┌─ DATA SHOWN
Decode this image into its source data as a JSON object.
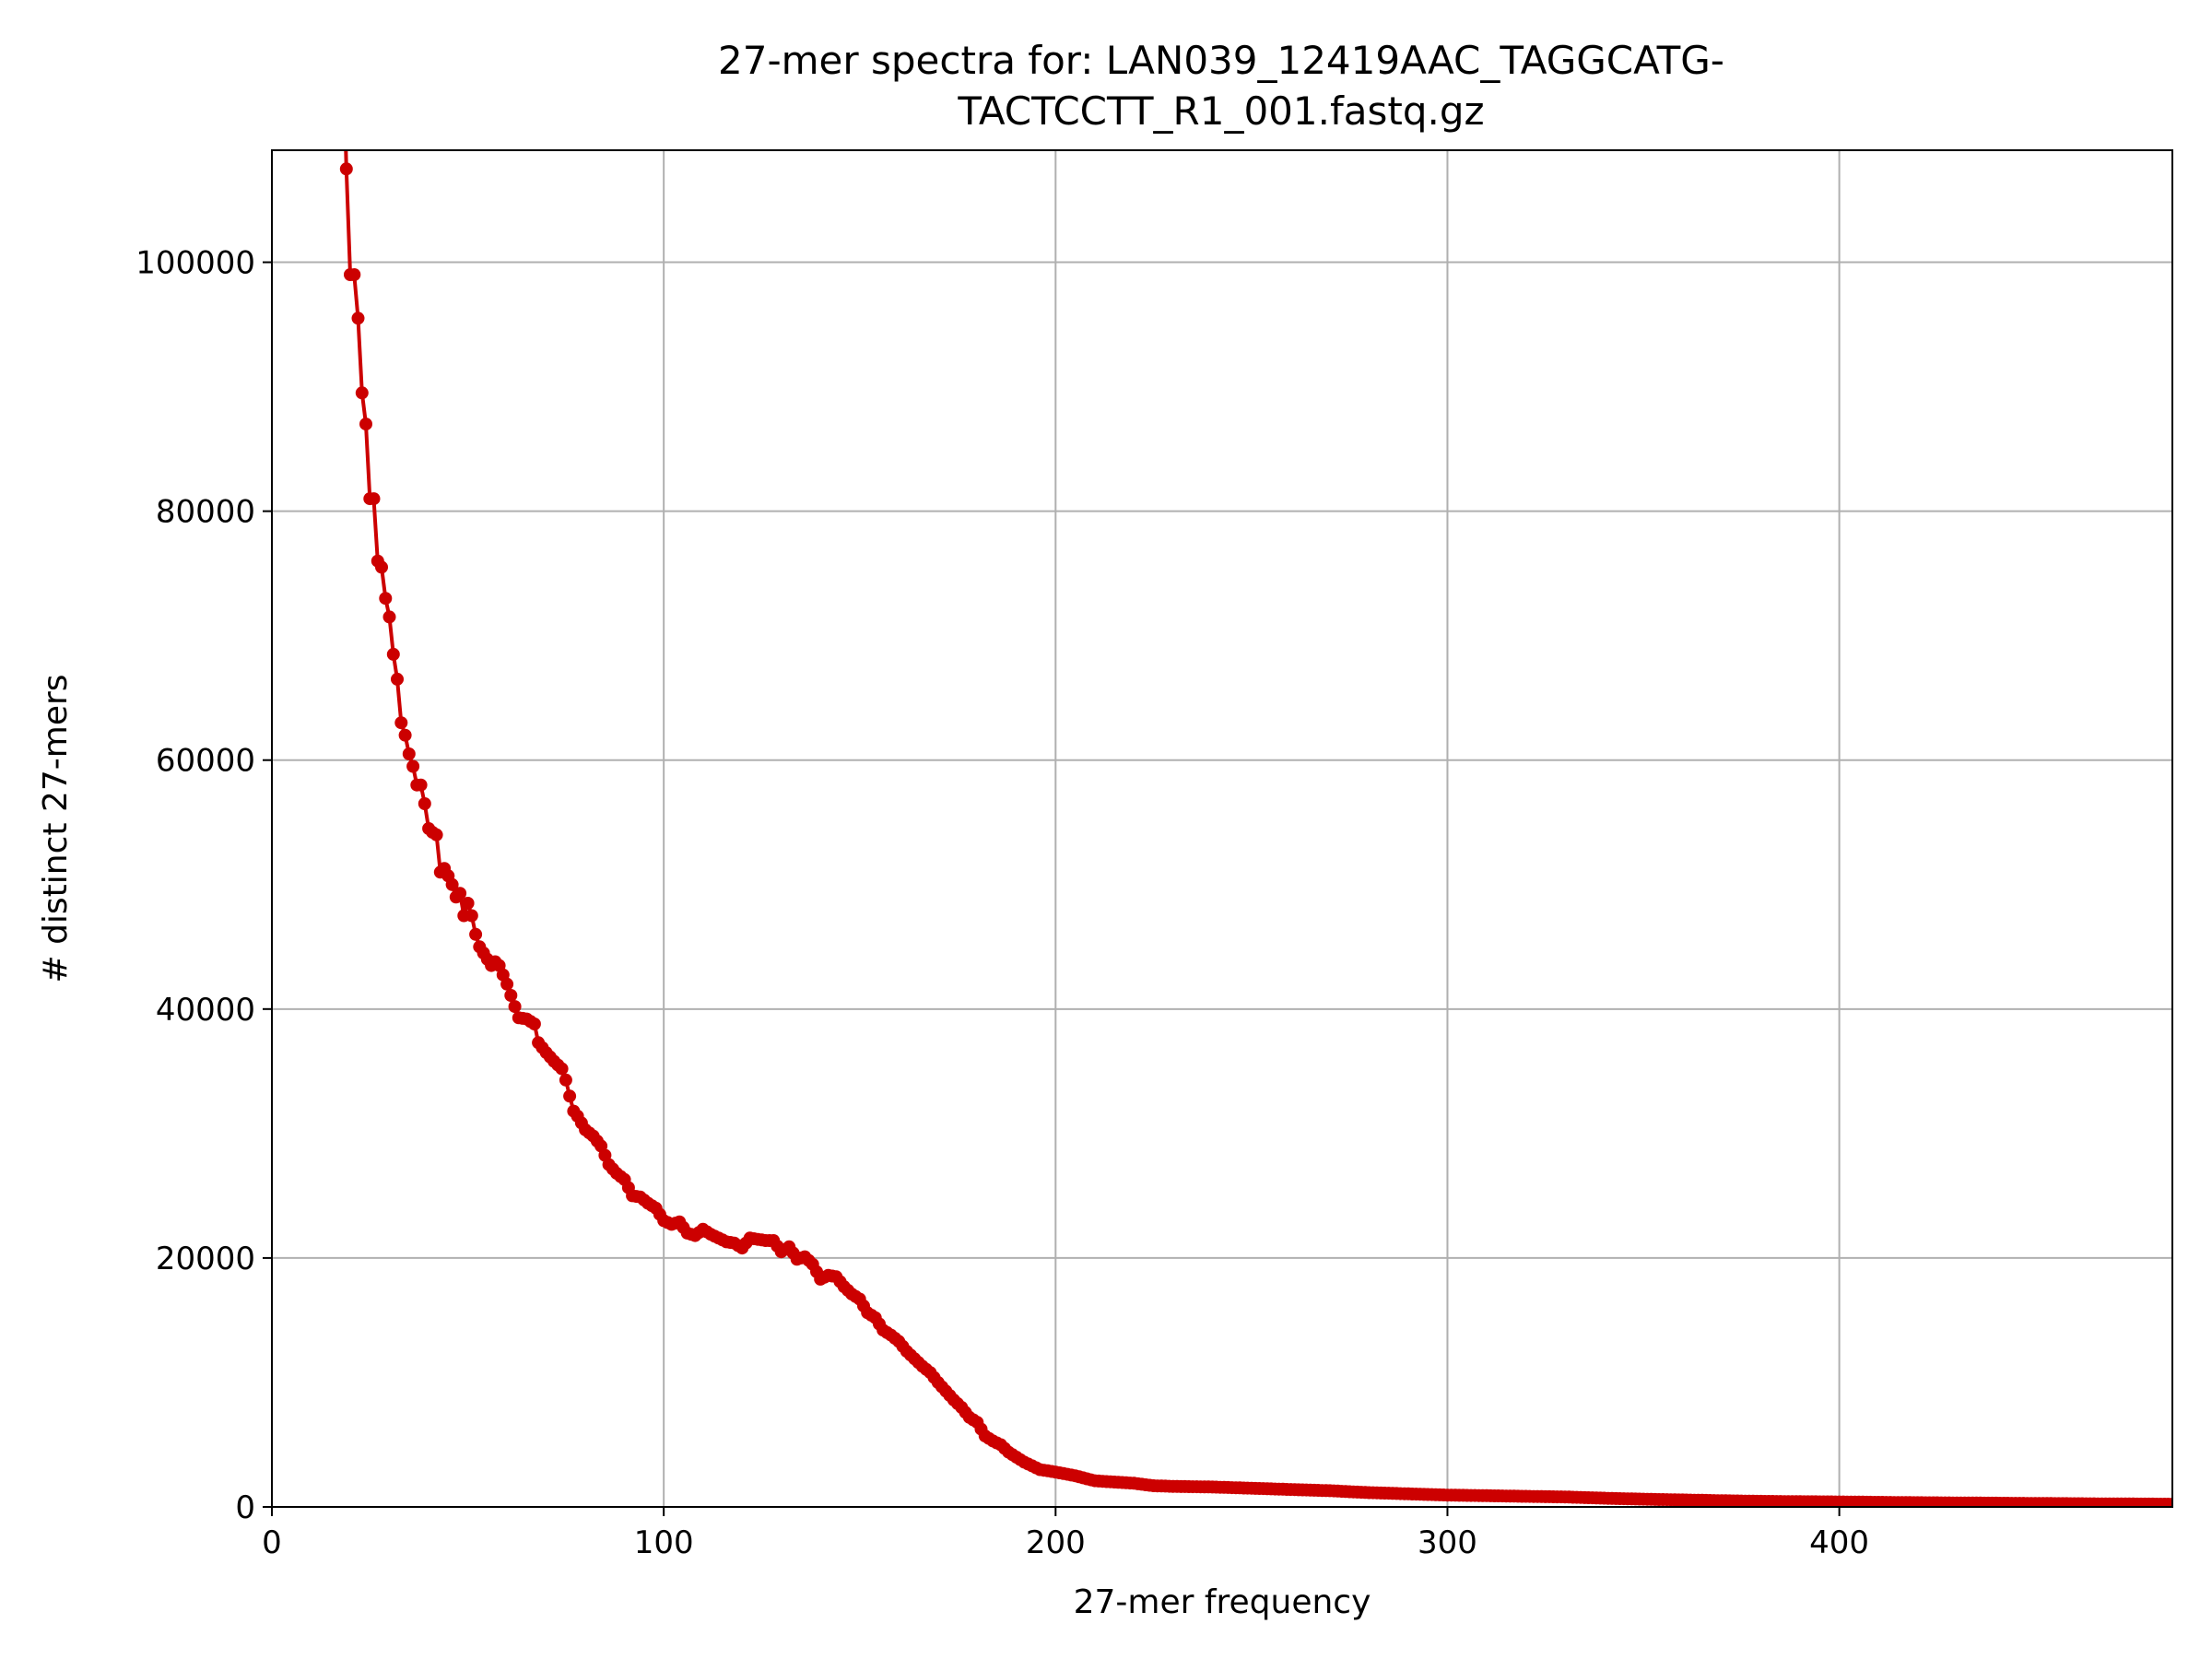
{
  "chart_data": {
    "type": "line",
    "title_lines": [
      "27-mer spectra for: LAN039_12419AAC_TAGGCATG-",
      "TACTCCTT_R1_001.fastq.gz"
    ],
    "xlabel": "27-mer frequency",
    "ylabel": "# distinct 27-mers",
    "xlim": [
      0,
      485
    ],
    "ylim": [
      0,
      109000
    ],
    "xticks": [
      0,
      100,
      200,
      300,
      400
    ],
    "yticks": [
      0,
      20000,
      40000,
      60000,
      80000,
      100000
    ],
    "grid": true,
    "series_color": "#cc0000",
    "anchor_points": [
      [
        18,
        120000
      ],
      [
        19,
        107500
      ],
      [
        20,
        99000
      ],
      [
        21,
        99000
      ],
      [
        22,
        95500
      ],
      [
        23,
        89500
      ],
      [
        24,
        87000
      ],
      [
        25,
        81000
      ],
      [
        26,
        81000
      ],
      [
        27,
        76000
      ],
      [
        28,
        75500
      ],
      [
        29,
        73000
      ],
      [
        30,
        71500
      ],
      [
        31,
        68500
      ],
      [
        32,
        66500
      ],
      [
        33,
        63000
      ],
      [
        34,
        62000
      ],
      [
        35,
        60500
      ],
      [
        36,
        59500
      ],
      [
        37,
        58000
      ],
      [
        38,
        58000
      ],
      [
        39,
        56500
      ],
      [
        40,
        54500
      ],
      [
        41,
        54200
      ],
      [
        42,
        54000
      ],
      [
        43,
        51000
      ],
      [
        44,
        51300
      ],
      [
        45,
        50700
      ],
      [
        46,
        50000
      ],
      [
        47,
        49000
      ],
      [
        48,
        49300
      ],
      [
        49,
        47500
      ],
      [
        50,
        48500
      ],
      [
        51,
        47500
      ],
      [
        52,
        46000
      ],
      [
        53,
        45000
      ],
      [
        54,
        44500
      ],
      [
        55,
        44000
      ],
      [
        56,
        43500
      ],
      [
        57,
        43800
      ],
      [
        58,
        43500
      ],
      [
        60,
        42000
      ],
      [
        62,
        40200
      ],
      [
        63,
        39300
      ],
      [
        65,
        39200
      ],
      [
        67,
        38800
      ],
      [
        68,
        37300
      ],
      [
        70,
        36500
      ],
      [
        72,
        35800
      ],
      [
        74,
        35200
      ],
      [
        75,
        34300
      ],
      [
        76,
        33000
      ],
      [
        77,
        31800
      ],
      [
        78,
        31400
      ],
      [
        80,
        30300
      ],
      [
        82,
        29800
      ],
      [
        84,
        29000
      ],
      [
        86,
        27500
      ],
      [
        88,
        26800
      ],
      [
        90,
        26300
      ],
      [
        92,
        25000
      ],
      [
        94,
        24900
      ],
      [
        96,
        24400
      ],
      [
        98,
        24000
      ],
      [
        100,
        23000
      ],
      [
        102,
        22700
      ],
      [
        104,
        22900
      ],
      [
        106,
        22000
      ],
      [
        108,
        21800
      ],
      [
        110,
        22300
      ],
      [
        112,
        21900
      ],
      [
        114,
        21600
      ],
      [
        116,
        21300
      ],
      [
        118,
        21200
      ],
      [
        120,
        20800
      ],
      [
        122,
        21600
      ],
      [
        124,
        21500
      ],
      [
        126,
        21400
      ],
      [
        128,
        21400
      ],
      [
        130,
        20500
      ],
      [
        132,
        20900
      ],
      [
        134,
        19900
      ],
      [
        136,
        20100
      ],
      [
        138,
        19500
      ],
      [
        140,
        18300
      ],
      [
        142,
        18600
      ],
      [
        144,
        18500
      ],
      [
        146,
        17700
      ],
      [
        148,
        17100
      ],
      [
        150,
        16700
      ],
      [
        152,
        15600
      ],
      [
        154,
        15200
      ],
      [
        156,
        14200
      ],
      [
        158,
        13800
      ],
      [
        160,
        13300
      ],
      [
        162,
        12500
      ],
      [
        164,
        11900
      ],
      [
        166,
        11300
      ],
      [
        168,
        10800
      ],
      [
        170,
        10000
      ],
      [
        172,
        9300
      ],
      [
        174,
        8600
      ],
      [
        176,
        8000
      ],
      [
        178,
        7200
      ],
      [
        180,
        6800
      ],
      [
        182,
        5700
      ],
      [
        184,
        5300
      ],
      [
        186,
        5000
      ],
      [
        188,
        4400
      ],
      [
        190,
        4000
      ],
      [
        192,
        3600
      ],
      [
        194,
        3300
      ],
      [
        196,
        3000
      ],
      [
        198,
        2900
      ],
      [
        200,
        2800
      ],
      [
        205,
        2500
      ],
      [
        210,
        2100
      ],
      [
        215,
        2000
      ],
      [
        220,
        1900
      ],
      [
        225,
        1700
      ],
      [
        230,
        1650
      ],
      [
        240,
        1600
      ],
      [
        250,
        1500
      ],
      [
        260,
        1400
      ],
      [
        270,
        1300
      ],
      [
        280,
        1150
      ],
      [
        290,
        1050
      ],
      [
        300,
        950
      ],
      [
        310,
        900
      ],
      [
        320,
        850
      ],
      [
        330,
        800
      ],
      [
        340,
        700
      ],
      [
        350,
        620
      ],
      [
        360,
        560
      ],
      [
        370,
        500
      ],
      [
        380,
        450
      ],
      [
        390,
        420
      ],
      [
        400,
        400
      ],
      [
        410,
        370
      ],
      [
        420,
        340
      ],
      [
        430,
        320
      ],
      [
        440,
        300
      ],
      [
        450,
        280
      ],
      [
        460,
        260
      ],
      [
        470,
        240
      ],
      [
        485,
        220
      ]
    ]
  }
}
└─
Return to the listing above and set it down exactly, leaving out its pictures.

Decode this image into its source data as a JSON object.
{
  "chart_data": {
    "type": "line",
    "title_lines": [
      "27-mer spectra for: LAN039_12419AAC_TAGGCATG-",
      "TACTCCTT_R1_001.fastq.gz"
    ],
    "xlabel": "27-mer frequency",
    "ylabel": "# distinct 27-mers",
    "xlim": [
      0,
      485
    ],
    "ylim": [
      0,
      109000
    ],
    "xticks": [
      0,
      100,
      200,
      300,
      400
    ],
    "yticks": [
      0,
      20000,
      40000,
      60000,
      80000,
      100000
    ],
    "grid": true,
    "series_color": "#cc0000",
    "anchor_points": [
      [
        18,
        120000
      ],
      [
        19,
        107500
      ],
      [
        20,
        99000
      ],
      [
        21,
        99000
      ],
      [
        22,
        95500
      ],
      [
        23,
        89500
      ],
      [
        24,
        87000
      ],
      [
        25,
        81000
      ],
      [
        26,
        81000
      ],
      [
        27,
        76000
      ],
      [
        28,
        75500
      ],
      [
        29,
        73000
      ],
      [
        30,
        71500
      ],
      [
        31,
        68500
      ],
      [
        32,
        66500
      ],
      [
        33,
        63000
      ],
      [
        34,
        62000
      ],
      [
        35,
        60500
      ],
      [
        36,
        59500
      ],
      [
        37,
        58000
      ],
      [
        38,
        58000
      ],
      [
        39,
        56500
      ],
      [
        40,
        54500
      ],
      [
        41,
        54200
      ],
      [
        42,
        54000
      ],
      [
        43,
        51000
      ],
      [
        44,
        51300
      ],
      [
        45,
        50700
      ],
      [
        46,
        50000
      ],
      [
        47,
        49000
      ],
      [
        48,
        49300
      ],
      [
        49,
        47500
      ],
      [
        50,
        48500
      ],
      [
        51,
        47500
      ],
      [
        52,
        46000
      ],
      [
        53,
        45000
      ],
      [
        54,
        44500
      ],
      [
        55,
        44000
      ],
      [
        56,
        43500
      ],
      [
        57,
        43800
      ],
      [
        58,
        43500
      ],
      [
        60,
        42000
      ],
      [
        62,
        40200
      ],
      [
        63,
        39300
      ],
      [
        65,
        39200
      ],
      [
        67,
        38800
      ],
      [
        68,
        37300
      ],
      [
        70,
        36500
      ],
      [
        72,
        35800
      ],
      [
        74,
        35200
      ],
      [
        75,
        34300
      ],
      [
        76,
        33000
      ],
      [
        77,
        31800
      ],
      [
        78,
        31400
      ],
      [
        80,
        30300
      ],
      [
        82,
        29800
      ],
      [
        84,
        29000
      ],
      [
        86,
        27500
      ],
      [
        88,
        26800
      ],
      [
        90,
        26300
      ],
      [
        92,
        25000
      ],
      [
        94,
        24900
      ],
      [
        96,
        24400
      ],
      [
        98,
        24000
      ],
      [
        100,
        23000
      ],
      [
        102,
        22700
      ],
      [
        104,
        22900
      ],
      [
        106,
        22000
      ],
      [
        108,
        21800
      ],
      [
        110,
        22300
      ],
      [
        112,
        21900
      ],
      [
        114,
        21600
      ],
      [
        116,
        21300
      ],
      [
        118,
        21200
      ],
      [
        120,
        20800
      ],
      [
        122,
        21600
      ],
      [
        124,
        21500
      ],
      [
        126,
        21400
      ],
      [
        128,
        21400
      ],
      [
        130,
        20500
      ],
      [
        132,
        20900
      ],
      [
        134,
        19900
      ],
      [
        136,
        20100
      ],
      [
        138,
        19500
      ],
      [
        140,
        18300
      ],
      [
        142,
        18600
      ],
      [
        144,
        18500
      ],
      [
        146,
        17700
      ],
      [
        148,
        17100
      ],
      [
        150,
        16700
      ],
      [
        152,
        15600
      ],
      [
        154,
        15200
      ],
      [
        156,
        14200
      ],
      [
        158,
        13800
      ],
      [
        160,
        13300
      ],
      [
        162,
        12500
      ],
      [
        164,
        11900
      ],
      [
        166,
        11300
      ],
      [
        168,
        10800
      ],
      [
        170,
        10000
      ],
      [
        172,
        9300
      ],
      [
        174,
        8600
      ],
      [
        176,
        8000
      ],
      [
        178,
        7200
      ],
      [
        180,
        6800
      ],
      [
        182,
        5700
      ],
      [
        184,
        5300
      ],
      [
        186,
        5000
      ],
      [
        188,
        4400
      ],
      [
        190,
        4000
      ],
      [
        192,
        3600
      ],
      [
        194,
        3300
      ],
      [
        196,
        3000
      ],
      [
        198,
        2900
      ],
      [
        200,
        2800
      ],
      [
        205,
        2500
      ],
      [
        210,
        2100
      ],
      [
        215,
        2000
      ],
      [
        220,
        1900
      ],
      [
        225,
        1700
      ],
      [
        230,
        1650
      ],
      [
        240,
        1600
      ],
      [
        250,
        1500
      ],
      [
        260,
        1400
      ],
      [
        270,
        1300
      ],
      [
        280,
        1150
      ],
      [
        290,
        1050
      ],
      [
        300,
        950
      ],
      [
        310,
        900
      ],
      [
        320,
        850
      ],
      [
        330,
        800
      ],
      [
        340,
        700
      ],
      [
        350,
        620
      ],
      [
        360,
        560
      ],
      [
        370,
        500
      ],
      [
        380,
        450
      ],
      [
        390,
        420
      ],
      [
        400,
        400
      ],
      [
        410,
        370
      ],
      [
        420,
        340
      ],
      [
        430,
        320
      ],
      [
        440,
        300
      ],
      [
        450,
        280
      ],
      [
        460,
        260
      ],
      [
        470,
        240
      ],
      [
        485,
        220
      ]
    ]
  }
}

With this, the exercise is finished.